[Collection entries]
--*--

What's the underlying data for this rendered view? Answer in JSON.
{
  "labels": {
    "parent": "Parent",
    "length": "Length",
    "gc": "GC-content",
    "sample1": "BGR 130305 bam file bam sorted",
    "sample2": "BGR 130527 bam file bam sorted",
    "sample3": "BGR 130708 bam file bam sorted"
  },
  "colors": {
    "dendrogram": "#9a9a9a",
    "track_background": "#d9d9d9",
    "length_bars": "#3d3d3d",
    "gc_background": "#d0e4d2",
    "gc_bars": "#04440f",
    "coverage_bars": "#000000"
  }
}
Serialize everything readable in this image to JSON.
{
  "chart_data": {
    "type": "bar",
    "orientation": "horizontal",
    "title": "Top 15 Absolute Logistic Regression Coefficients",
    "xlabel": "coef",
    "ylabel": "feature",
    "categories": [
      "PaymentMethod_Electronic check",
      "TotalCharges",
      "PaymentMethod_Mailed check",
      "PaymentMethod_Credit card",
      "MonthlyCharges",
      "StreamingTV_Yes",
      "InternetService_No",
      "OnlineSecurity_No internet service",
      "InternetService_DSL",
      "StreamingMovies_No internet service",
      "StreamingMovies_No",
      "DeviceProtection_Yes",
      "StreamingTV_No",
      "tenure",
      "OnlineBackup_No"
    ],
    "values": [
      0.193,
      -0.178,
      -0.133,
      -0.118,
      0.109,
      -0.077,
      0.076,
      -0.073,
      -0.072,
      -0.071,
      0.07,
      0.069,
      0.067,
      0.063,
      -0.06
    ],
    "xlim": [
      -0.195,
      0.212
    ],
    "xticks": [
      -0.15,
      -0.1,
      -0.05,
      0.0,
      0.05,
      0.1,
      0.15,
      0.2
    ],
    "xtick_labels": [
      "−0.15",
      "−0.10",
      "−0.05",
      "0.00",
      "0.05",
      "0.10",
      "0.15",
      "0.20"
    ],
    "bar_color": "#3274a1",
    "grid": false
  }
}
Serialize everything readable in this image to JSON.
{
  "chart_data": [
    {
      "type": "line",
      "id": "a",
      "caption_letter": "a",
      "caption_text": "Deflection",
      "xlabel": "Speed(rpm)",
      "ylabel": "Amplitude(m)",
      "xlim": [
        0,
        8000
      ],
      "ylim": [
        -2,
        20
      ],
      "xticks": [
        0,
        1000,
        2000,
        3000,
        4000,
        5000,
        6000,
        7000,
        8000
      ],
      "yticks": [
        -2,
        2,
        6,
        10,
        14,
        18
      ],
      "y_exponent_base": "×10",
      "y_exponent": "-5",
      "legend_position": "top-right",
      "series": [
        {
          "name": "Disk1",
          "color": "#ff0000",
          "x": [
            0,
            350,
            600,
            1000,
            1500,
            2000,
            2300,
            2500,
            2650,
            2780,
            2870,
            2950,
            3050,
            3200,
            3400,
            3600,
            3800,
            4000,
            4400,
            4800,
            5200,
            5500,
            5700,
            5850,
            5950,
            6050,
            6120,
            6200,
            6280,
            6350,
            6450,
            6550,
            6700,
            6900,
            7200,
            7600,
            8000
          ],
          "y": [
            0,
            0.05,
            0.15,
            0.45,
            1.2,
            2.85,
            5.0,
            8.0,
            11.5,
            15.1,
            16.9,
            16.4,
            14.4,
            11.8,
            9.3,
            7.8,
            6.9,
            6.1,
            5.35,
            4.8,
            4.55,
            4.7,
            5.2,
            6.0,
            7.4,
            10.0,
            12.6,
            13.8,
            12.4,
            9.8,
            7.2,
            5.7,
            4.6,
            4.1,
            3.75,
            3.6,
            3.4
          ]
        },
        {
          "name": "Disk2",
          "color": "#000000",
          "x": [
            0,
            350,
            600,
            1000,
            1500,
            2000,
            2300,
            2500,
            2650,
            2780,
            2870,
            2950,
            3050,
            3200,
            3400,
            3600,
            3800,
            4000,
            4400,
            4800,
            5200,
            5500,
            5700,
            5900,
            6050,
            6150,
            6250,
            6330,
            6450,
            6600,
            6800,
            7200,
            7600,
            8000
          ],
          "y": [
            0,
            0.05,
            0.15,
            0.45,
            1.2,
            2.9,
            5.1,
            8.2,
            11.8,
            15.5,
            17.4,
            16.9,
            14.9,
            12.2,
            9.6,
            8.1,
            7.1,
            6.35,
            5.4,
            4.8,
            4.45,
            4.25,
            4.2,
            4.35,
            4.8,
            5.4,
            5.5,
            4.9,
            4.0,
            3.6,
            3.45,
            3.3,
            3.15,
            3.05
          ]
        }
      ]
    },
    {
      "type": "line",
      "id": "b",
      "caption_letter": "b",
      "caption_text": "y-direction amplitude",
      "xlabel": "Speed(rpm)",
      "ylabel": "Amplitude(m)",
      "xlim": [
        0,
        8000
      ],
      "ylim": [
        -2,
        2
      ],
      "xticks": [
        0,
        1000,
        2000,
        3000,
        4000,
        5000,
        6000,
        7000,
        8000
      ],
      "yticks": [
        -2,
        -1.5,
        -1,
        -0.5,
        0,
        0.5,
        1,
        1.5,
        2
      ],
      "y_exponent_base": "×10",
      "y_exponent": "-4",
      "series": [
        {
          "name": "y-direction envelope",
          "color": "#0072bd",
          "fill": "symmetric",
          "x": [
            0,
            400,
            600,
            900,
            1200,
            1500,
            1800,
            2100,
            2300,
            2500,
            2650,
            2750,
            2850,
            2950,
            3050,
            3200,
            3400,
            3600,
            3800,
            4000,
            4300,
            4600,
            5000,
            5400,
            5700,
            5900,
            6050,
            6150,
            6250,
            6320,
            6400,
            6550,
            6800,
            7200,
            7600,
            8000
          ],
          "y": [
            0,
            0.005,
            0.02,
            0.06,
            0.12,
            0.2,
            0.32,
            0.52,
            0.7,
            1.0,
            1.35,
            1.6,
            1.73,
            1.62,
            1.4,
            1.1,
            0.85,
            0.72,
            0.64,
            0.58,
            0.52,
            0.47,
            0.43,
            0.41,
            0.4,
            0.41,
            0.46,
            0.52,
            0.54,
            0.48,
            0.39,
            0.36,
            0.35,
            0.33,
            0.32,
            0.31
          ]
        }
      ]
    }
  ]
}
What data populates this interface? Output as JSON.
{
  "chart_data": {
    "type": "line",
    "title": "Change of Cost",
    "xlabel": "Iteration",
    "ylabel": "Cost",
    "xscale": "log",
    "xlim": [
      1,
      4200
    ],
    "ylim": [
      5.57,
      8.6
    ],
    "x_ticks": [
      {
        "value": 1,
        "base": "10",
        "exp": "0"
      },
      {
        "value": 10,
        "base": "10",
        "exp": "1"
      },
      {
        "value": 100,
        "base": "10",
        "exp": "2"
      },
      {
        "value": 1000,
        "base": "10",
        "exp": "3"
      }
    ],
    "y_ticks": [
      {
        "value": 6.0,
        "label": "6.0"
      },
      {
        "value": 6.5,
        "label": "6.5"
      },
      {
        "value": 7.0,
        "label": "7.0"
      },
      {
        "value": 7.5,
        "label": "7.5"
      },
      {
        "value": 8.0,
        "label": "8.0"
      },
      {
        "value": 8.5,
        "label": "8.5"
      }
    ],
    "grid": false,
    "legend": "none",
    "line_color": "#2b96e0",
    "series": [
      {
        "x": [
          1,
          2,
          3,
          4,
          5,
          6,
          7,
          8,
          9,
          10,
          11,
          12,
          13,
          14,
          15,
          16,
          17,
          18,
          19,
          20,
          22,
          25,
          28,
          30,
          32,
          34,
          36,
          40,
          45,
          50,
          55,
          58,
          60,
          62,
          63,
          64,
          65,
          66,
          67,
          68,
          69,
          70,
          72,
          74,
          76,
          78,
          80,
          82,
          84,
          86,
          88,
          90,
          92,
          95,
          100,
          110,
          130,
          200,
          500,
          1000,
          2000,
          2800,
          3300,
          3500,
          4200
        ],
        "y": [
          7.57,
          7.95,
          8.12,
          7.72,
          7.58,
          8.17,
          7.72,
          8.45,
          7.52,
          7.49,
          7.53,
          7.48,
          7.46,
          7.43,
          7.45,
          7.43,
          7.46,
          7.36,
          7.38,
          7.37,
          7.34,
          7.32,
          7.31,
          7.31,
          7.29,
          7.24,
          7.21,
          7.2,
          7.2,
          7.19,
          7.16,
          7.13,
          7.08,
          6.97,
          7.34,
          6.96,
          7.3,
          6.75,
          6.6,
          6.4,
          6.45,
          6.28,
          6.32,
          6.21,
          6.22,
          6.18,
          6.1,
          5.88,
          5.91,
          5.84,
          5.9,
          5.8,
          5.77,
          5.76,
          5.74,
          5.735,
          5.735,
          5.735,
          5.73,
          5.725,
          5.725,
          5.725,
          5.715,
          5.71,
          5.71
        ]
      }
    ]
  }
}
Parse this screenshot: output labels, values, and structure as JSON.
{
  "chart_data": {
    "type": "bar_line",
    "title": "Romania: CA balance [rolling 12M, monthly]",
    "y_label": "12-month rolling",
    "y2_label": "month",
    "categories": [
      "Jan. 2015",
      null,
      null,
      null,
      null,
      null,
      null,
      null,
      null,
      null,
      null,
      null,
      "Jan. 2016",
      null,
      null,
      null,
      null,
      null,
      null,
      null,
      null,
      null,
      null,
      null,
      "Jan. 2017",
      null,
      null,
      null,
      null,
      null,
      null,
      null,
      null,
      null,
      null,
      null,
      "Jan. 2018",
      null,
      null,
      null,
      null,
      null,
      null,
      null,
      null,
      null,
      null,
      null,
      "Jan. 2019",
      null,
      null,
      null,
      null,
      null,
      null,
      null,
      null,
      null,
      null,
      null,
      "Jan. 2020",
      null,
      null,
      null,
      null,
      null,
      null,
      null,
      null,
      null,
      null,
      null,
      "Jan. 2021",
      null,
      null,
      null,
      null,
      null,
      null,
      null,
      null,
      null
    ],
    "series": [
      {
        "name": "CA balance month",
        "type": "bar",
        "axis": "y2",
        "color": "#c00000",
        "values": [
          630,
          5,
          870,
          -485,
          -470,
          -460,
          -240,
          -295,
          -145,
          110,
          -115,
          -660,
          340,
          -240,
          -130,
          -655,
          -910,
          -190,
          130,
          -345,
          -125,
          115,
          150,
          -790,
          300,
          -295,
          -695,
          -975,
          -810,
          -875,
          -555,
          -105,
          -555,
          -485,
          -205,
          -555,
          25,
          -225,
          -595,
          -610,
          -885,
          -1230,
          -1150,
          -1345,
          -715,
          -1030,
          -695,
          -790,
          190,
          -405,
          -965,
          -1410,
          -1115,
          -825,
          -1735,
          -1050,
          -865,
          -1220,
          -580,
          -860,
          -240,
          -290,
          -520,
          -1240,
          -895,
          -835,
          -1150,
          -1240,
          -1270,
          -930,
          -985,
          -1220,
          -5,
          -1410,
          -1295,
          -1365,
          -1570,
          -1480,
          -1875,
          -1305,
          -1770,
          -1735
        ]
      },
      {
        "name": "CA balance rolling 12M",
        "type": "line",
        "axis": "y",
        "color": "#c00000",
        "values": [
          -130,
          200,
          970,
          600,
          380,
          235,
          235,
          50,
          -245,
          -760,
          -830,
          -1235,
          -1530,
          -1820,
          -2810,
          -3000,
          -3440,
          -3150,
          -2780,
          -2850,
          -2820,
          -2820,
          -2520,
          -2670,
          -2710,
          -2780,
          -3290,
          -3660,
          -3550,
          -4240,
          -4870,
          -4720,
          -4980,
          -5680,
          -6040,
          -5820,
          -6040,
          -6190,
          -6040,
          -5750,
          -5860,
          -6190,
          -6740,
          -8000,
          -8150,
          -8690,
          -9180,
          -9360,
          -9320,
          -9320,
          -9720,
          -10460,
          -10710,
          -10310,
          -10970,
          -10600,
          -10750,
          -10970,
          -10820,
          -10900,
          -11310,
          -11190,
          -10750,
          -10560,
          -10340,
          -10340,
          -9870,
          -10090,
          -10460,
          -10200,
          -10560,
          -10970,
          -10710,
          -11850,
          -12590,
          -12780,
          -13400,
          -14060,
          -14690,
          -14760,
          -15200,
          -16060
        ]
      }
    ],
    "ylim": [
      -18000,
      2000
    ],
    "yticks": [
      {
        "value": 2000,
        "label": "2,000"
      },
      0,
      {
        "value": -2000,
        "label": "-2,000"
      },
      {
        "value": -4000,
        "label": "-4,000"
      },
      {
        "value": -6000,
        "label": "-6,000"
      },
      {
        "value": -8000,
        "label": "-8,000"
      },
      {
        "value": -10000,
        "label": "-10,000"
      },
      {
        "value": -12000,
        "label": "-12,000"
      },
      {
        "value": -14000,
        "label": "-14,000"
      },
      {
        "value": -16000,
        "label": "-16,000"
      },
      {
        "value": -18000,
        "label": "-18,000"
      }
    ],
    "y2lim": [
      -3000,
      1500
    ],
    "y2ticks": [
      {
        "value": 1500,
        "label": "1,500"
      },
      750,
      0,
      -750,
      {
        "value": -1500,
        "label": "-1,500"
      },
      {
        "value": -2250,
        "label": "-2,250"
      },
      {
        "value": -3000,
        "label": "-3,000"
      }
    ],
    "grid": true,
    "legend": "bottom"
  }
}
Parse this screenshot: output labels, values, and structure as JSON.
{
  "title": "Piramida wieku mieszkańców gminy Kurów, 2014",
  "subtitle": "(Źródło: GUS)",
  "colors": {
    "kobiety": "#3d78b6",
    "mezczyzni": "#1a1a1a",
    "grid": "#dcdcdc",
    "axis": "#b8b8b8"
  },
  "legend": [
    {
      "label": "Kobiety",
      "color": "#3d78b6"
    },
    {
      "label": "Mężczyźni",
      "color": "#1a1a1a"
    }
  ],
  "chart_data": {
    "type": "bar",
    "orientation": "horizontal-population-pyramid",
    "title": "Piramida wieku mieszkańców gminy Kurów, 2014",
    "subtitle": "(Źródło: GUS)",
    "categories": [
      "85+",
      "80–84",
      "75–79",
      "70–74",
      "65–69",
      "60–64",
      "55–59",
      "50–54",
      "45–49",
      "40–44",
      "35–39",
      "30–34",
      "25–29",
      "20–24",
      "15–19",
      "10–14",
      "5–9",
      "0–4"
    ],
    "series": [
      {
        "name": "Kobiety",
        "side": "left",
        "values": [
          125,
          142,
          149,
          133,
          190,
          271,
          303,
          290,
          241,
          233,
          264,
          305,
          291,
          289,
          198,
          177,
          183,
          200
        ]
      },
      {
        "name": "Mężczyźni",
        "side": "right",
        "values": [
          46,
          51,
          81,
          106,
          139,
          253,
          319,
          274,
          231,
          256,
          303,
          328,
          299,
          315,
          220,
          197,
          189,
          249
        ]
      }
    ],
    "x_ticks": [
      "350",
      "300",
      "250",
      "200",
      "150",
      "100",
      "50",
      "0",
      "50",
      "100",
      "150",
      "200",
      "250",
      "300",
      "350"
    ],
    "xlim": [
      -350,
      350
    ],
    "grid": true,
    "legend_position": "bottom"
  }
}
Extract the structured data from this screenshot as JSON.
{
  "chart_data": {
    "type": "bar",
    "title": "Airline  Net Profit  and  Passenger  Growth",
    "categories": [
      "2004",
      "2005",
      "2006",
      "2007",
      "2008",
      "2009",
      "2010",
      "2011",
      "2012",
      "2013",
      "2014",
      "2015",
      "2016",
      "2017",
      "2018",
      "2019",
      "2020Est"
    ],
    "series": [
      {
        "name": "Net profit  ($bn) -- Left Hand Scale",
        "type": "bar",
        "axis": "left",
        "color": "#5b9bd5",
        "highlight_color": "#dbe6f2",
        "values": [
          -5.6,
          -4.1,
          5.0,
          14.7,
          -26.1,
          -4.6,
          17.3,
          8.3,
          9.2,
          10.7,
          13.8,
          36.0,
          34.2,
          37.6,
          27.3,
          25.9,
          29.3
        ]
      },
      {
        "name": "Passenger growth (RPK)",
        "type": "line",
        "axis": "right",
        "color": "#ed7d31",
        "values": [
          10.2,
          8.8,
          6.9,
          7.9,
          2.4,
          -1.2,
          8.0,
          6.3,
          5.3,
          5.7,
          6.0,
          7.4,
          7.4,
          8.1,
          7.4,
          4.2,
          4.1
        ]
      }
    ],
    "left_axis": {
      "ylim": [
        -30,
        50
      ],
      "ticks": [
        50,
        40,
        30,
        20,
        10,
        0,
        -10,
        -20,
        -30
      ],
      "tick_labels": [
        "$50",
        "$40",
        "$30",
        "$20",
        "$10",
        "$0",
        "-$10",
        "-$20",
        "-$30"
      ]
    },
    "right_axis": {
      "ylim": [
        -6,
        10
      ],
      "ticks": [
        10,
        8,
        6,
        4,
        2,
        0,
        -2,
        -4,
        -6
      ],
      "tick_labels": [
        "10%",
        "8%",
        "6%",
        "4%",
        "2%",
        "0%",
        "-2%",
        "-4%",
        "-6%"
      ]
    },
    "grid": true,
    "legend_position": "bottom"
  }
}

--*--

● **What this task involves**:
From the entries above, list each line with "wieku" in it.

● **Response to this task**:
  "title": "Piramida wieku mieszkańców gminy Kurów, 2014",
    "title": "Piramida wieku mieszkańców gminy Kurów, 2014",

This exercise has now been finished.